**Task objective**
Keep the pictures out and restate every record exactly.

Records from a dataset
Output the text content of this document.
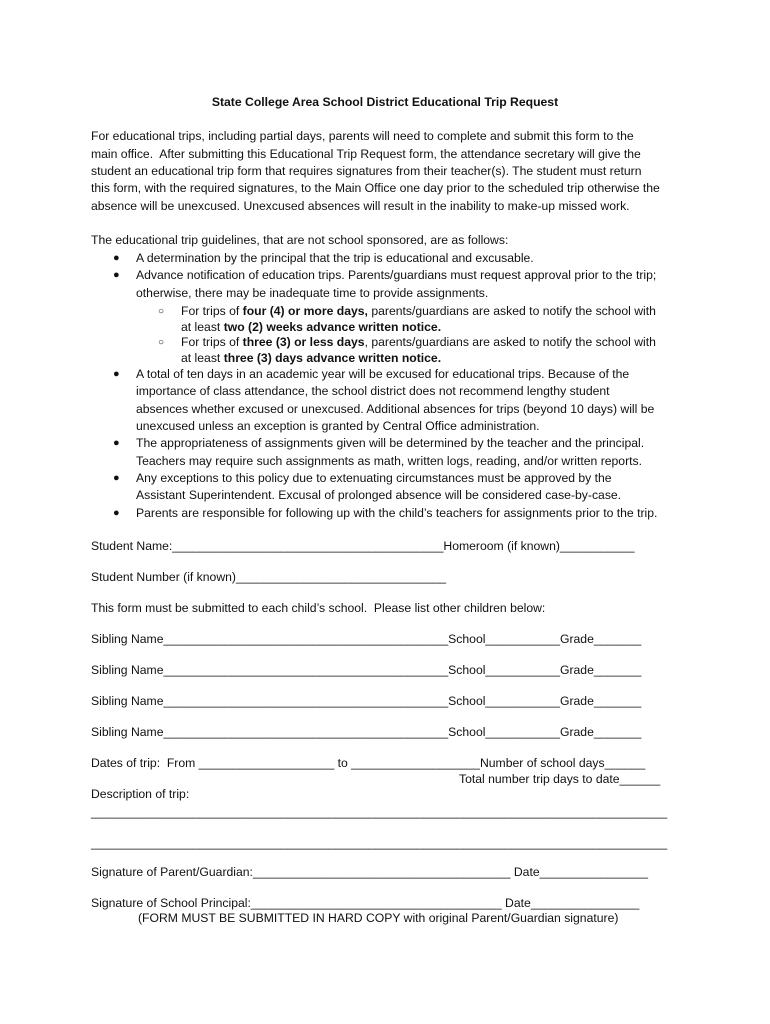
State College Area School District Educational Trip Request
For educational trips, including partial days, parents will need to complete and submit this form to the
main office.  After submitting this Educational Trip Request form, the attendance secretary will give the
student an educational trip form that requires signatures from their teacher(s). The student must return
this form, with the required signatures, to the Main Office one day prior to the scheduled trip otherwise the
absence will be unexcused. Unexcused absences will result in the inability to make-up missed work.
The educational trip guidelines, that are not school sponsored, are as follows:
● A determination by the principal that the trip is educational and excusable.
● Advance notification of education trips. Parents/guardians must request approval prior to the trip;
otherwise, there may be inadequate time to provide assignments.
○ For trips of four (4) or more days, parents/guardians are asked to notify the school with
at least two (2) weeks advance written notice.
○ For trips of three (3) or less days, parents/guardians are asked to notify the school with
at least three (3) days advance written notice.
● A total of ten days in an academic year will be excused for educational trips. Because of the
importance of class attendance, the school district does not recommend lengthy student
absences whether excused or unexcused. Additional absences for trips (beyond 10 days) will be
unexcused unless an exception is granted by Central Office administration.
● The appropriateness of assignments given will be determined by the teacher and the principal.
Teachers may require such assignments as math, written logs, reading, and/or written reports.
● Any exceptions to this policy due to extenuating circumstances must be approved by the
Assistant Superintendent. Excusal of prolonged absence will be considered case-by-case.
● Parents are responsible for following up with the child’s teachers for assignments prior to the trip.
Student Name:________________________________________Homeroom (if known)___________
Student Number (if known)_______________________________
This form must be submitted to each child’s school.  Please list other children below:
Sibling Name__________________________________________School___________Grade_______
Sibling Name__________________________________________School___________Grade_______
Sibling Name__________________________________________School___________Grade_______
Sibling Name__________________________________________School___________Grade_______
Dates of trip:  From ____________________ to ___________________Number of school days______
Total number trip days to date______
Description of trip:
_____________________________________________________________________________________
_____________________________________________________________________________________
Signature of Parent/Guardian:______________________________________ Date________________
Signature of School Principal:_____________________________________ Date________________
(FORM MUST BE SUBMITTED IN HARD COPY with original Parent/Guardian signature)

**Exercise solution**
Output the text content of this document.
State College Area School District Educational Trip Request
For educational trips, including partial days, parents will need to complete and submit this form to the
main office.  After submitting this Educational Trip Request form, the attendance secretary will give the
student an educational trip form that requires signatures from their teacher(s). The student must return
this form, with the required signatures, to the Main Office one day prior to the scheduled trip otherwise the
absence will be unexcused. Unexcused absences will result in the inability to make-up missed work.
The educational trip guidelines, that are not school sponsored, are as follows:
● A determination by the principal that the trip is educational and excusable.
● Advance notification of education trips. Parents/guardians must request approval prior to the trip;
otherwise, there may be inadequate time to provide assignments.
○ For trips of four (4) or more days, parents/guardians are asked to notify the school with
at least two (2) weeks advance written notice.
○ For trips of three (3) or less days, parents/guardians are asked to notify the school with
at least three (3) days advance written notice.
● A total of ten days in an academic year will be excused for educational trips. Because of the
importance of class attendance, the school district does not recommend lengthy student
absences whether excused or unexcused. Additional absences for trips (beyond 10 days) will be
unexcused unless an exception is granted by Central Office administration.
● The appropriateness of assignments given will be determined by the teacher and the principal.
Teachers may require such assignments as math, written logs, reading, and/or written reports.
● Any exceptions to this policy due to extenuating circumstances must be approved by the
Assistant Superintendent. Excusal of prolonged absence will be considered case-by-case.
● Parents are responsible for following up with the child’s teachers for assignments prior to the trip.
Student Name:________________________________________Homeroom (if known)___________
Student Number (if known)_______________________________
This form must be submitted to each child’s school.  Please list other children below:
Sibling Name__________________________________________School___________Grade_______
Sibling Name__________________________________________School___________Grade_______
Sibling Name__________________________________________School___________Grade_______
Sibling Name__________________________________________School___________Grade_______
Dates of trip:  From ____________________ to ___________________Number of school days______
Total number trip days to date______
Description of trip:
_____________________________________________________________________________________
_____________________________________________________________________________________
Signature of Parent/Guardian:______________________________________ Date________________
Signature of School Principal:_____________________________________ Date________________
(FORM MUST BE SUBMITTED IN HARD COPY with original Parent/Guardian signature)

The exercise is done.